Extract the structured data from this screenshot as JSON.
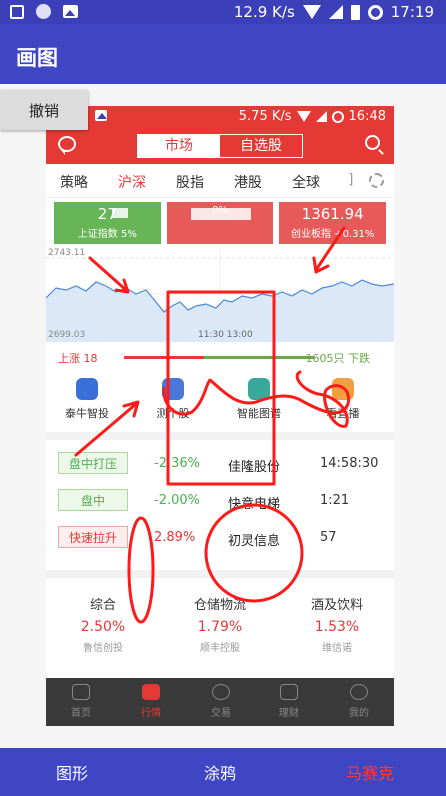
{
  "status_bar": {
    "speed": "12.9 K/s",
    "time": "17:19"
  },
  "app_bar": {
    "title": "画图"
  },
  "undo_button": {
    "label": "撤销"
  },
  "inner": {
    "status": {
      "speed": "5.75 K/s",
      "time": "16:48"
    },
    "segments": [
      "市场",
      "自选股"
    ],
    "tabs": [
      "策略",
      "沪深",
      "股指",
      "港股",
      "全球",
      "]"
    ],
    "indices": [
      {
        "value": "27",
        "name": "上证指数",
        "change": "5%"
      },
      {
        "value": "",
        "name": "",
        "change": "0%"
      },
      {
        "value": "1361.94",
        "name": "创业板指",
        "change": "+0.31%"
      }
    ],
    "chart": {
      "top_label": "2743.11",
      "bottom_label": "2699.03",
      "time_label": "11:30 13:00"
    },
    "updown": {
      "up": "上涨 18",
      "down": "1605只 下跌"
    },
    "features": [
      "泰牛智投",
      "测个股",
      "智能图谱",
      "看直播"
    ],
    "rows": [
      {
        "tag": "盘中打压",
        "pct": "-2.36%",
        "name": "佳隆股份",
        "time": "14:58:30"
      },
      {
        "tag": "盘中",
        "pct": "-2.00%",
        "name": "快意电梯",
        "time": "1:21"
      },
      {
        "tag": "快速拉升",
        "pct": "2.89%",
        "name": "初灵信息",
        "time": "57"
      }
    ],
    "sectors": [
      {
        "name": "综合",
        "pct": "2.50%",
        "stock": "鲁信创投"
      },
      {
        "name": "仓储物流",
        "pct": "1.79%",
        "stock": "顺丰控股"
      },
      {
        "name": "酒及饮料",
        "pct": "1.53%",
        "stock": "维信诺"
      }
    ],
    "nav": [
      "首页",
      "行情",
      "交易",
      "理财",
      "我的"
    ]
  },
  "toolbar": {
    "shape": "图形",
    "doodle": "涂鸦",
    "mosaic": "马赛克"
  },
  "colors": {
    "accent": "#3f46c4",
    "inner_red": "#e53935",
    "drawing": "#ff1a1a",
    "selected_tool": "#ff3b30"
  }
}
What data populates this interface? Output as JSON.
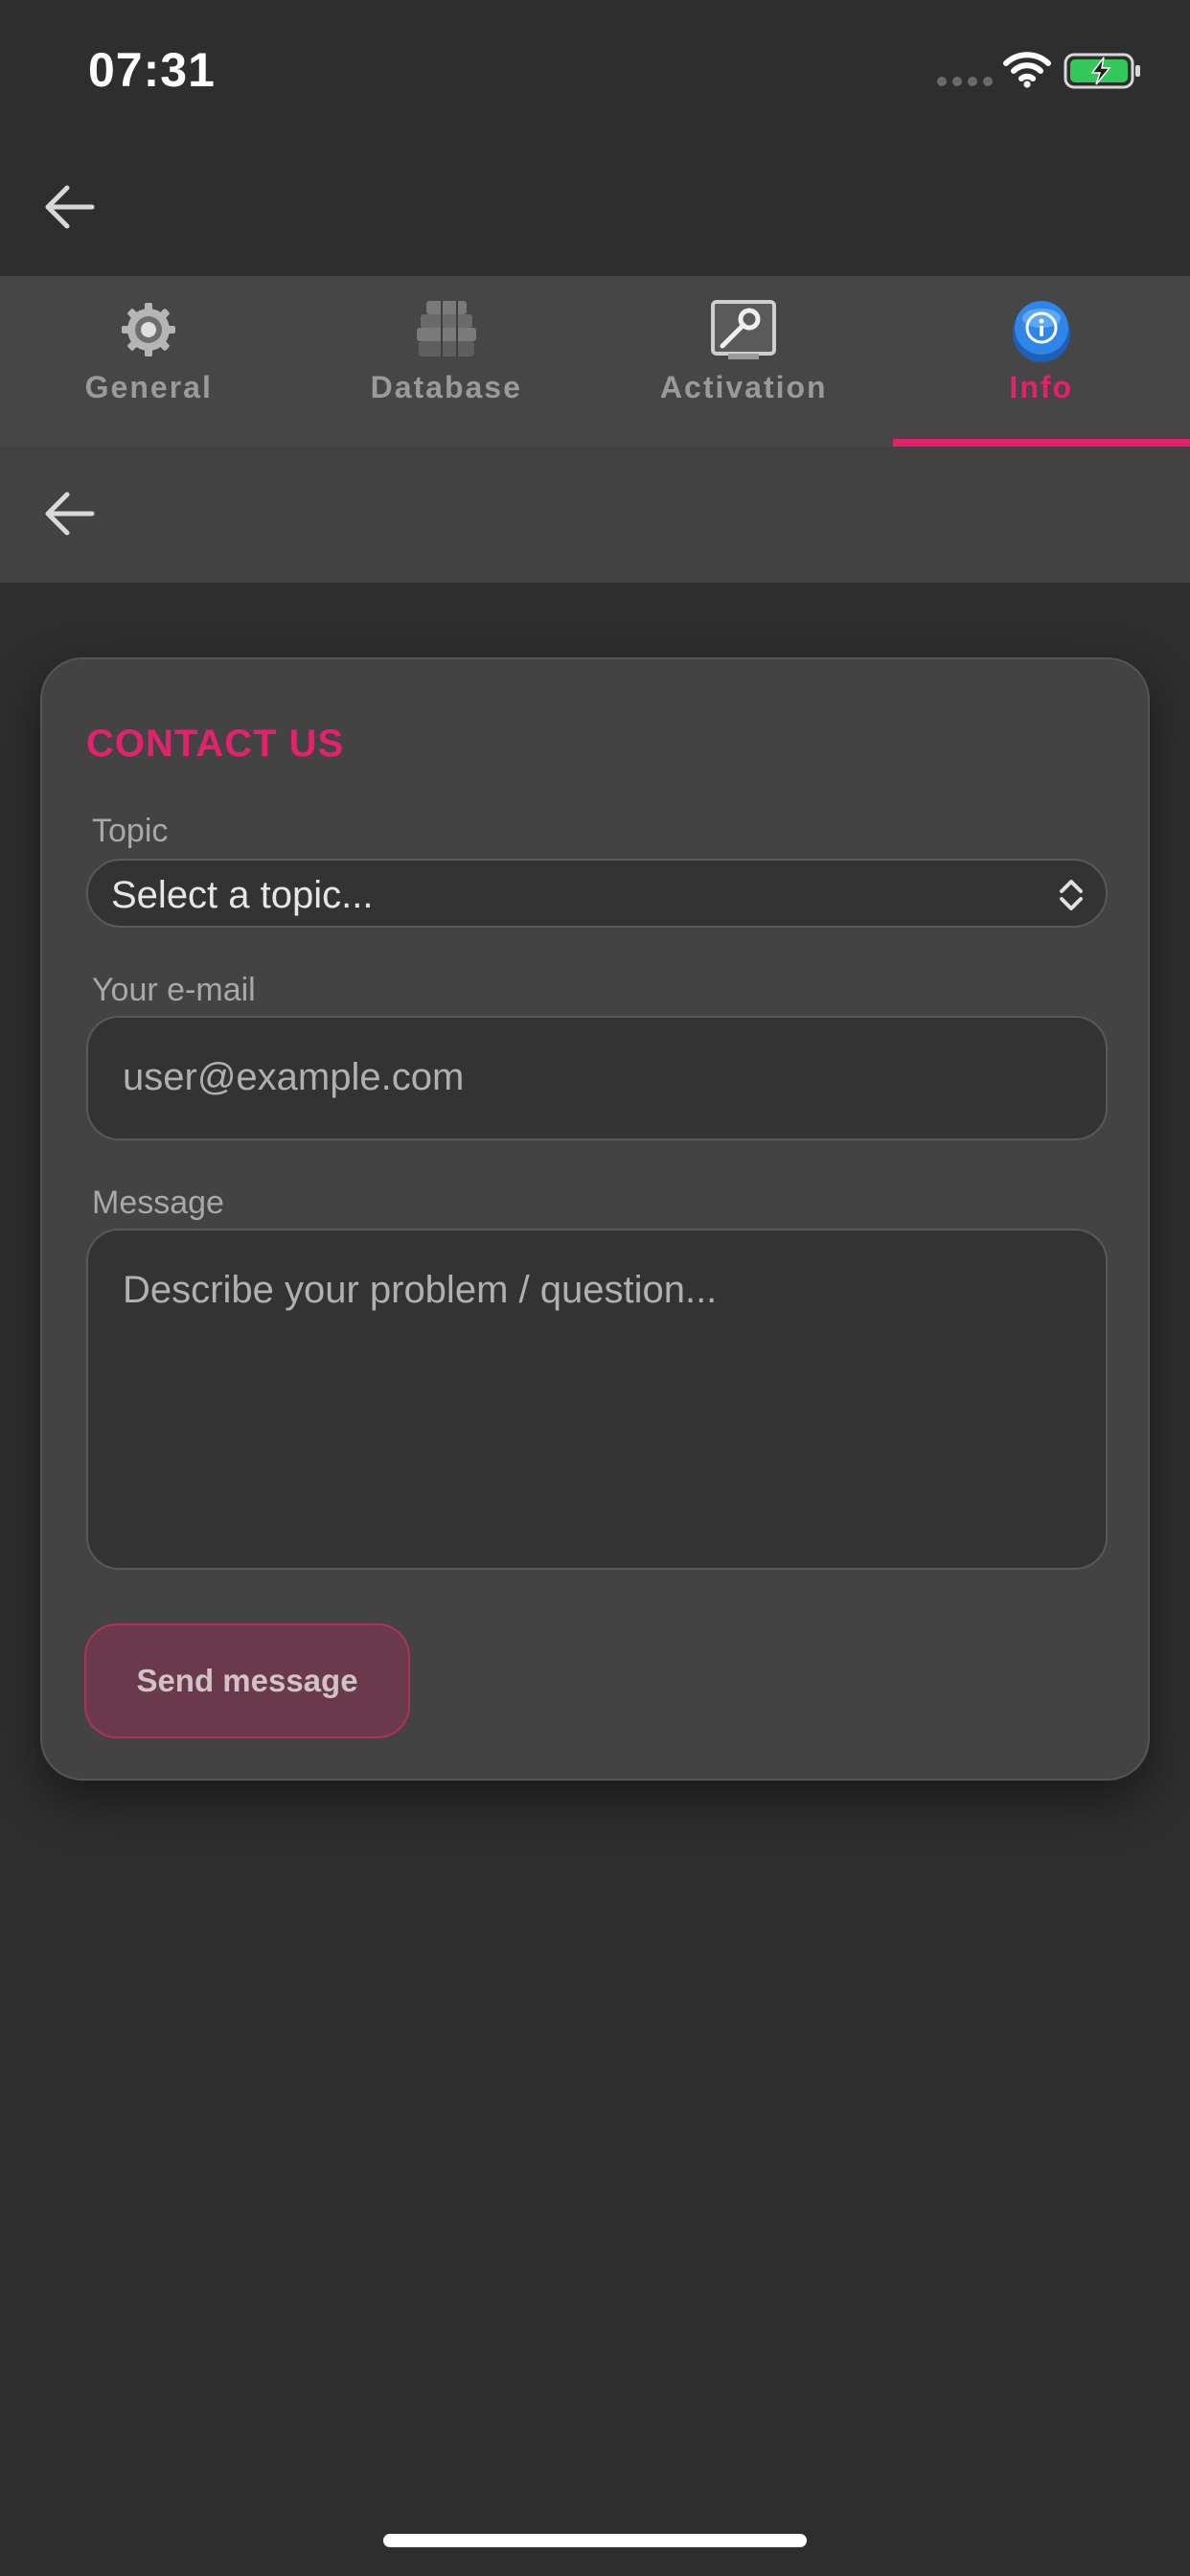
{
  "status_bar": {
    "time": "07:31"
  },
  "tabs": [
    {
      "label": "General",
      "icon": "gear-icon",
      "active": false
    },
    {
      "label": "Database",
      "icon": "database-icon",
      "active": false
    },
    {
      "label": "Activation",
      "icon": "key-monitor-icon",
      "active": false
    },
    {
      "label": "Info",
      "icon": "info-icon",
      "active": true
    }
  ],
  "contact_form": {
    "title": "CONTACT US",
    "topic_label": "Topic",
    "topic_value": "Select a topic...",
    "email_label": "Your e-mail",
    "email_placeholder": "user@example.com",
    "message_label": "Message",
    "message_placeholder": "Describe your problem / question...",
    "send_label": "Send message"
  },
  "colors": {
    "accent": "#e3216f",
    "background": "#2e2e2e",
    "card": "#434343"
  }
}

^^^^^^^^

Collect, from the material above, every line containing the word "name".

        "name": "上证指数",
        "name": "",
        "name": "创业板指",
        "name": "佳隆股份",
        "name": "快意电梯",
        "name": "初灵信息",
        "name": "综合",
        "name": "仓储物流",
        "name": "酒及饮料",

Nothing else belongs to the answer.